# Extracted text
◆ ◆ ◆ ◆ ◆ ◆ ◆
The expr(1) utility parses an expression provided
as arguments and prints the result on the standard output.

The expr(1) utility recognizes three types of operators:
relational operators, arithmetic operators and string operators.
The following left-associative binary operators are listed from
lowest to highest precedence:

expr|expr

Yields the first expr if it is neither null nor 0;
otherwise, it yields the second expr.

expr&expr

Yields the first expr if neither expr is null or
0; otherwise, it yields 0.

expr relop expr

Where relop is one of <, <=,
=, !=, >=, or >, yields 1 if the
indicated comparison is true; it yields 0 if false. The comparison
is numeric if the two expressions are integers; otherwise, it is
lexicographic.

expr+expr

expr-expr

Addition or subtraction of the arguments.

expr*expr

expr/expr

expr%expr

Multiplication, division, or remainder of the arguments.
◆ ◆ ◆ ◆ ◆ ◆ ◆
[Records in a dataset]
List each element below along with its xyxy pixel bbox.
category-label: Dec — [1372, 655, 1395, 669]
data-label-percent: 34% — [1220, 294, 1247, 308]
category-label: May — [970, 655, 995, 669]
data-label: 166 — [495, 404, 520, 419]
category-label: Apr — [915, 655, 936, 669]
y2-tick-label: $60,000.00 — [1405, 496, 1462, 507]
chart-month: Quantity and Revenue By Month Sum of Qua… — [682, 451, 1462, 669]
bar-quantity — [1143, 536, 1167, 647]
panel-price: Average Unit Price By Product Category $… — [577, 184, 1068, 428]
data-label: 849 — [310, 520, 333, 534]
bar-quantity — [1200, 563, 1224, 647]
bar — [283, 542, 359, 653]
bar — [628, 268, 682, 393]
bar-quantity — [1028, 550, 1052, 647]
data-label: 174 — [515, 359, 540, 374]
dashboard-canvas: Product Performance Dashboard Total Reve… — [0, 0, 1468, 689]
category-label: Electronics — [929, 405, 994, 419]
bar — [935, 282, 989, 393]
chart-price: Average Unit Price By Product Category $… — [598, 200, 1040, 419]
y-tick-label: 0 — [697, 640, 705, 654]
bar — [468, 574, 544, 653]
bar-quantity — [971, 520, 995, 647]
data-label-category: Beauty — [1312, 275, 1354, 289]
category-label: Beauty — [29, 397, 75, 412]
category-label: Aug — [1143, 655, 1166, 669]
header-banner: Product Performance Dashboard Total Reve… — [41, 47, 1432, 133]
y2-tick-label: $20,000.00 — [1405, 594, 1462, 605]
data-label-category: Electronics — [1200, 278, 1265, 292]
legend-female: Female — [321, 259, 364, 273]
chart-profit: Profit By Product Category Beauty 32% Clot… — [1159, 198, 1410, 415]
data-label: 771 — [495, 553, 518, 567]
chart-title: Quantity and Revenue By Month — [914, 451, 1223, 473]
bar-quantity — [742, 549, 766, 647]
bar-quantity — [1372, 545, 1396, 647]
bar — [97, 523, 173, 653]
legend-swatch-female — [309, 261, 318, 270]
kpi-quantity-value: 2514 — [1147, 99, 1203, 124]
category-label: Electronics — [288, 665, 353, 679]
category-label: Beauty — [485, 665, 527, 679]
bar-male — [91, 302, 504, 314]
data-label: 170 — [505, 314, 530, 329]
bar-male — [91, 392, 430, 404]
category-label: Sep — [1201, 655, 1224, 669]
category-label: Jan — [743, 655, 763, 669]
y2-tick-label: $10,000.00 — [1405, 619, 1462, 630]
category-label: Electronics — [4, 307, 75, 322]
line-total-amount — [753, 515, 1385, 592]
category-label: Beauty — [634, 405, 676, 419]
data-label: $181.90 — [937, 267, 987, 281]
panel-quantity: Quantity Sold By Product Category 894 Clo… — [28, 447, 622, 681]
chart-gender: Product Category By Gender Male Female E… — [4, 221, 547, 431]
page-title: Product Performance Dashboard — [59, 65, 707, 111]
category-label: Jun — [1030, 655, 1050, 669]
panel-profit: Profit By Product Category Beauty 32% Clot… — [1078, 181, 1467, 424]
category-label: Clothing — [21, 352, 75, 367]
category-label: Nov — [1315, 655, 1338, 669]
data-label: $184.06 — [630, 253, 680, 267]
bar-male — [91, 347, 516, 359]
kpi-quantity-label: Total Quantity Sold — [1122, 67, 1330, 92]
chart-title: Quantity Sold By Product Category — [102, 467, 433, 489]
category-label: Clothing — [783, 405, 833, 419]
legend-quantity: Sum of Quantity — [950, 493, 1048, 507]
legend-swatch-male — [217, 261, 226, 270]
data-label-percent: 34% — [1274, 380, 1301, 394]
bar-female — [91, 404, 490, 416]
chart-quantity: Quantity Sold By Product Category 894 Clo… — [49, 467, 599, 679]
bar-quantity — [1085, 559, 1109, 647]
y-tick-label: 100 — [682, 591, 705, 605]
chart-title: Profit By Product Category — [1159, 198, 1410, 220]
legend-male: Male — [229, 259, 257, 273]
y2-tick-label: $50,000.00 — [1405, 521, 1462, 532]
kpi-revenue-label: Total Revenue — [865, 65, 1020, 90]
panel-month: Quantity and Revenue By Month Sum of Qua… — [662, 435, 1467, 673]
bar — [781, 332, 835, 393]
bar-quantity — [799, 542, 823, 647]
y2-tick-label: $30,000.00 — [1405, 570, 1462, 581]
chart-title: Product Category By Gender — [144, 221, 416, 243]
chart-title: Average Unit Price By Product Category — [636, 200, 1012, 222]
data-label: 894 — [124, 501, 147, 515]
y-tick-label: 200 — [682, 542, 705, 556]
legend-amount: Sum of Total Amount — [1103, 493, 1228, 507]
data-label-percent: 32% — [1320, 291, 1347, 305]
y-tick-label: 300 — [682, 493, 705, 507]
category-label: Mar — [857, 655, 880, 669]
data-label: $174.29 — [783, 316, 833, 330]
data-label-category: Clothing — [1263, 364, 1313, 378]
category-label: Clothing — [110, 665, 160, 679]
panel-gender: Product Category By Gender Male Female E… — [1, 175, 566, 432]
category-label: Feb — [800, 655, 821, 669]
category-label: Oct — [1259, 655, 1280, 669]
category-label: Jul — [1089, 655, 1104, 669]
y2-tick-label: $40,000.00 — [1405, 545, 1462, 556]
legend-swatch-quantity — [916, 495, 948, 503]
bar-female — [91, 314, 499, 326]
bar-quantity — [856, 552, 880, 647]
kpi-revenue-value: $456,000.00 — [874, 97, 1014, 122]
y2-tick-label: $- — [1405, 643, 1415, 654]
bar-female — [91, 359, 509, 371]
◆ ◆ ◆ ◆ ◆ ◆ ◆
# Directions
1/ Which relational operators can stand in for relop according to the expr utility text?
2/ Print the listing verbatim from its first line through the line holding "bar — [468, 574, 544, 653]", with both of those lines included.

# Task-by-task outputs
1/ <, <=, =, !=, >=, >.

2/
List each element below along with its xyxy pixel bbox.
category-label: Dec — [1372, 655, 1395, 669]
data-label-percent: 34% — [1220, 294, 1247, 308]
category-label: May — [970, 655, 995, 669]
data-label: 166 — [495, 404, 520, 419]
category-label: Apr — [915, 655, 936, 669]
y2-tick-label: $60,000.00 — [1405, 496, 1462, 507]
chart-month: Quantity and Revenue By Month Sum of Qua… — [682, 451, 1462, 669]
bar-quantity — [1143, 536, 1167, 647]
panel-price: Average Unit Price By Product Category $… — [577, 184, 1068, 428]
data-label: 849 — [310, 520, 333, 534]
bar-quantity — [1200, 563, 1224, 647]
bar — [283, 542, 359, 653]
bar — [628, 268, 682, 393]
bar-quantity — [1028, 550, 1052, 647]
data-label: 174 — [515, 359, 540, 374]
dashboard-canvas: Product Performance Dashboard Total Reve… — [0, 0, 1468, 689]
category-label: Electronics — [929, 405, 994, 419]
bar — [935, 282, 989, 393]
chart-price: Average Unit Price By Product Category $… — [598, 200, 1040, 419]
y-tick-label: 0 — [697, 640, 705, 654]
bar — [468, 574, 544, 653]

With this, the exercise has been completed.